Check each line of the data below for the word "重温三体", then extract the ones that have it.

>> Start MATERIALS PROVIDED

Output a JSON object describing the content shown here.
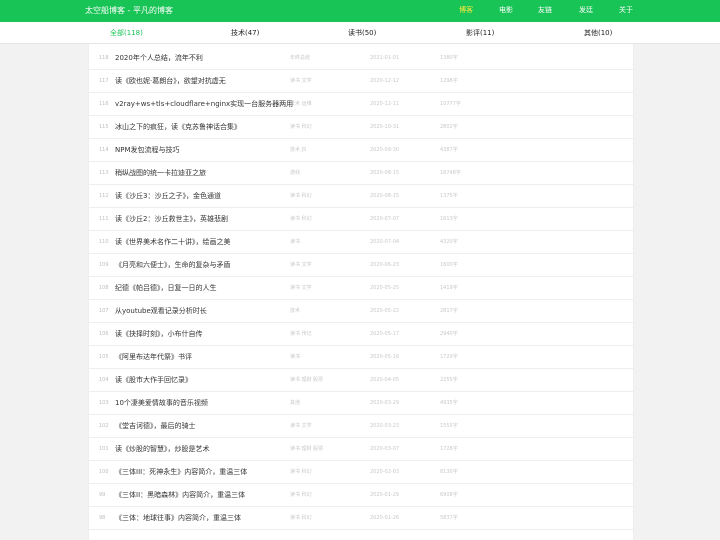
{
  "header": {
    "title": "太空船博客 - 平凡的博客",
    "nav": [
      "博客",
      "电影",
      "友链",
      "发廷",
      "关于"
    ],
    "accent_color": "#19c457",
    "active_nav_color": "#ffeb3b"
  },
  "tabs": [
    {
      "label": "全部(118)"
    },
    {
      "label": "技术(47)"
    },
    {
      "label": "读书(50)"
    },
    {
      "label": "影评(11)"
    },
    {
      "label": "其他(10)"
    }
  ],
  "posts": [
    {
      "num": "118",
      "title": "2020年个人总结，流年不利",
      "tags": "年终总结",
      "date": "2021-01-01",
      "words": "1380字"
    },
    {
      "num": "117",
      "title": "读《欧也妮·葛朗台》，欲望对抗虚无",
      "tags": "读书 文学",
      "date": "2020-12-12",
      "words": "1298字"
    },
    {
      "num": "116",
      "title": "v2ray+ws+tls+cloudflare+nginx实现一台服务器两用",
      "tags": "技术 运维",
      "date": "2020-12-11",
      "words": "10777字"
    },
    {
      "num": "115",
      "title": "冰山之下的疯狂，读《克苏鲁神话合集》",
      "tags": "读书 科幻",
      "date": "2020-10-31",
      "words": "2802字"
    },
    {
      "num": "114",
      "title": "NPM发包流程与技巧",
      "tags": "技术 JS",
      "date": "2020-09-30",
      "words": "4387字"
    },
    {
      "num": "113",
      "title": "稍纵战图的统一卡拉迪亚之旅",
      "tags": "游戏",
      "date": "2020-08-15",
      "words": "16748字"
    },
    {
      "num": "112",
      "title": "读《沙丘3：沙丘之子》，金色通道",
      "tags": "读书 科幻",
      "date": "2020-08-15",
      "words": "1375字"
    },
    {
      "num": "111",
      "title": "读《沙丘2：沙丘救世主》，英雄悲剧",
      "tags": "读书 科幻",
      "date": "2020-07-07",
      "words": "1613字"
    },
    {
      "num": "110",
      "title": "读《世界美术名作二十讲》，绘画之美",
      "tags": "读书",
      "date": "2020-07-04",
      "words": "4320字"
    },
    {
      "num": "109",
      "title": "《月亮和六便士》，生命的复杂与矛盾",
      "tags": "读书 文学",
      "date": "2020-06-23",
      "words": "1600字"
    },
    {
      "num": "108",
      "title": "纪德《帕吕德》，日复一日的人生",
      "tags": "读书 文学",
      "date": "2020-05-25",
      "words": "1419字"
    },
    {
      "num": "107",
      "title": "从youtube观看记录分析时长",
      "tags": "技术",
      "date": "2020-05-22",
      "words": "2817字"
    },
    {
      "num": "106",
      "title": "读《抉择时刻》，小布什自传",
      "tags": "读书 传记",
      "date": "2020-05-17",
      "words": "2940字"
    },
    {
      "num": "105",
      "title": "《阿里布达年代祭》书评",
      "tags": "读书",
      "date": "2020-05-16",
      "words": "1729字"
    },
    {
      "num": "104",
      "title": "读《股市大作手回忆录》",
      "tags": "读书 理财 股票",
      "date": "2020-04-05",
      "words": "2255字"
    },
    {
      "num": "103",
      "title": "10个凄美爱情故事的音乐视频",
      "tags": "其他",
      "date": "2020-03-29",
      "words": "4935字"
    },
    {
      "num": "102",
      "title": "《堂吉诃德》，最后的骑士",
      "tags": "读书 文学",
      "date": "2020-03-23",
      "words": "1555字"
    },
    {
      "num": "101",
      "title": "读《炒股的智慧》，炒股是艺术",
      "tags": "读书 理财 股票",
      "date": "2020-03-07",
      "words": "1728字"
    },
    {
      "num": "100",
      "title": "《三体III：死神永生》内容简介，重温三体",
      "tags": "读书 科幻",
      "date": "2020-02-03",
      "words": "8130字"
    },
    {
      "num": "99",
      "title": "《三体II：黑暗森林》内容简介，重温三体",
      "tags": "读书 科幻",
      "date": "2020-01-29",
      "words": "6908字"
    },
    {
      "num": "98",
      "title": "《三体：地球往事》内容简介，重温三体",
      "tags": "读书 科幻",
      "date": "2020-01-26",
      "words": "5837字"
    }
  ]
}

>> End MATERIALS PROVIDED

■ **THE REPLY**
      "title": "《三体III：死神永生》内容简介，重温三体",
      "title": "《三体II：黑暗森林》内容简介，重温三体",
      "title": "《三体：地球往事》内容简介，重温三体",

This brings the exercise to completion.